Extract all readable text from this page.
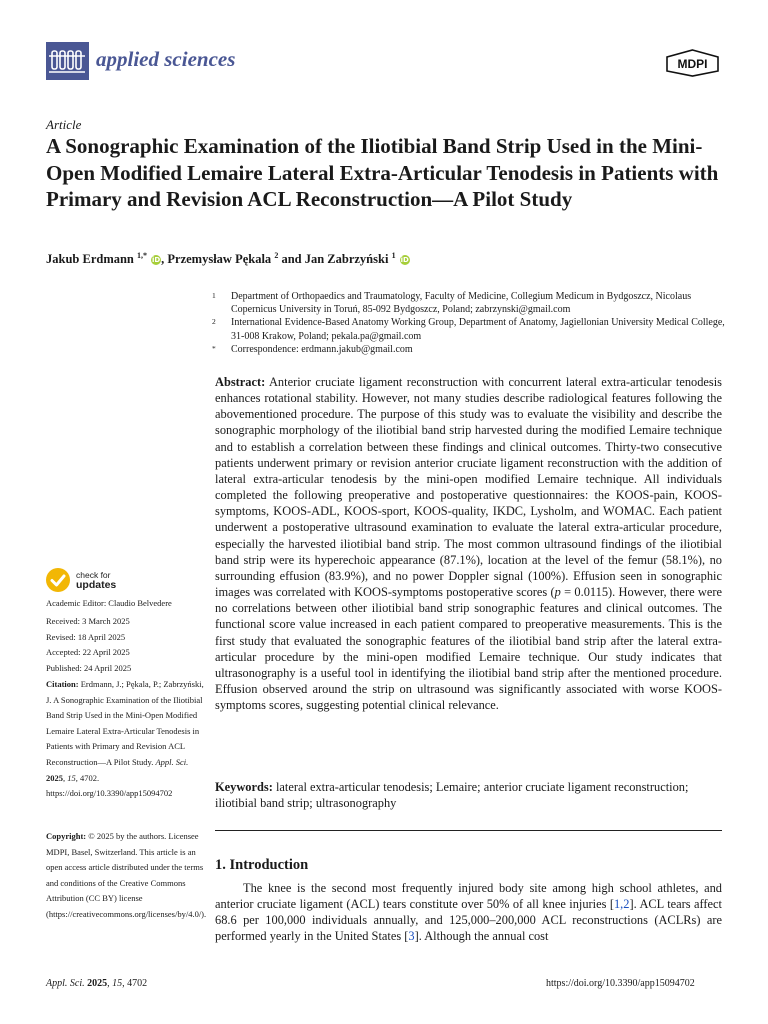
applied sciences	MDPI
Article
A Sonographic Examination of the Iliotibial Band Strip Used in the Mini-Open Modified Lemaire Lateral Extra-Articular Tenodesis in Patients with Primary and Revision ACL Reconstruction—A Pilot Study
Jakub Erdmann $^{1,*}$ iD, Przemysław Pękala $^2$ and Jan Zabrzyński $^1$ iD
1	Department of Orthopaedics and Traumatology, Faculty of Medicine, Collegium Medicum in Bydgoszcz, Nicolaus Copernicus University in Toruń, 85-092 Bydgoszcz, Poland; zabrzynski@gmail.com
2	International Evidence-Based Anatomy Working Group, Department of Anatomy, Jagiellonian University Medical College, 31-008 Krakow, Poland; pekala.pa@gmail.com
*	Correspondence: erdmann.jakub@gmail.com
Abstract: Anterior cruciate ligament reconstruction with concurrent lateral extra-articular tenodesis enhances rotational stability. However, not many studies describe radiological features following the abovementioned procedure. The purpose of this study was to evaluate the visibility and describe the sonographic morphology of the iliotibial band strip harvested during the modified Lemaire technique and to establish a correlation between these findings and clinical outcomes. Thirty-two consecutive patients underwent primary or revision anterior cruciate ligament reconstruction with the addition of lateral extra-articular tenodesis by the mini-open modified Lemaire technique. All individuals completed the following preoperative and postoperative questionnaires: the KOOS-pain, KOOS-symptoms, KOOS-ADL, KOOS-sport, KOOS-quality, IKDC, Lysholm, and WOMAC. Each patient underwent a postoperative ultrasound examination to evaluate the lateral extra-articular procedure, especially the harvested iliotibial band strip. The most common ultrasound findings of the iliotibial band strip were its hyperechoic appearance (87.1%), location at the level of the femur (58.1%), no surrounding effusion (83.9%), and no power Doppler signal (100%). Effusion seen in sonographic images was correlated with KOOS-symptoms postoperative scores (p = 0.0115). However, there were no correlations between other iliotibial band strip sonographic features and clinical outcomes. The functional score value increased in each patient compared to preoperative measurements. This is the first study that evaluated the sonographic features of the iliotibial band strip after the lateral extra-articular procedure by the mini-open modified Lemaire technique. Our study indicates that ultrasonography is a useful tool in identifying the iliotibial band strip after the mentioned procedure. Effusion observed around the strip on ultrasound was significantly associated with worse KOOS-symptoms scores, suggesting potential clinical relevance.
Keywords: lateral extra-articular tenodesis; Lemaire; anterior cruciate ligament reconstruction; iliotibial band strip; ultrasonography
1. Introduction
The knee is the second most frequently injured body site among high school athletes, and anterior cruciate ligament (ACL) tears constitute over 50% of all knee injuries [1,2]. ACL tears affect 68.6 per 100,000 individuals annually, and 125,000–200,000 ACL reconstructions (ACLRs) are performed yearly in the United States [3]. Although the annual cost
check for
updates

Academic Editor: Claudio Belvedere

Received: 3 March 2025

Revised: 18 April 2025

Accepted: 22 April 2025

Published: 24 April 2025

Citation: Erdmann, J.; Pękala, P.; Zabrzyński, J. A Sonographic Examination of the Iliotibial Band Strip Used in the Mini-Open Modified Lemaire Lateral Extra-Articular Tenodesis in Patients with Primary and Revision ACL Reconstruction—A Pilot Study. Appl. Sci. 2025, 15, 4702. https://doi.org/10.3390/app15094702
Copyright: © 2025 by the authors. Licensee MDPI, Basel, Switzerland. This article is an open access article distributed under the terms and conditions of the Creative Commons Attribution (CC BY) license (https://creativecommons.org/licenses/by/4.0/).
Appl. Sci. 2025, 15, 4702	https://doi.org/10.3390/app15094702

(About this exercise) Lines holding the word "MDPI" in the entries above are the ones to pull out. Copy them all.

(Response to the exercise)
applied sciences	MDPI
Copyright: © 2025 by the authors. Licensee MDPI, Basel, Switzerland. This article is an open access article distributed under the terms and conditions of the Creative Commons Attribution (CC BY) license (https://creativecommons.org/licenses/by/4.0/).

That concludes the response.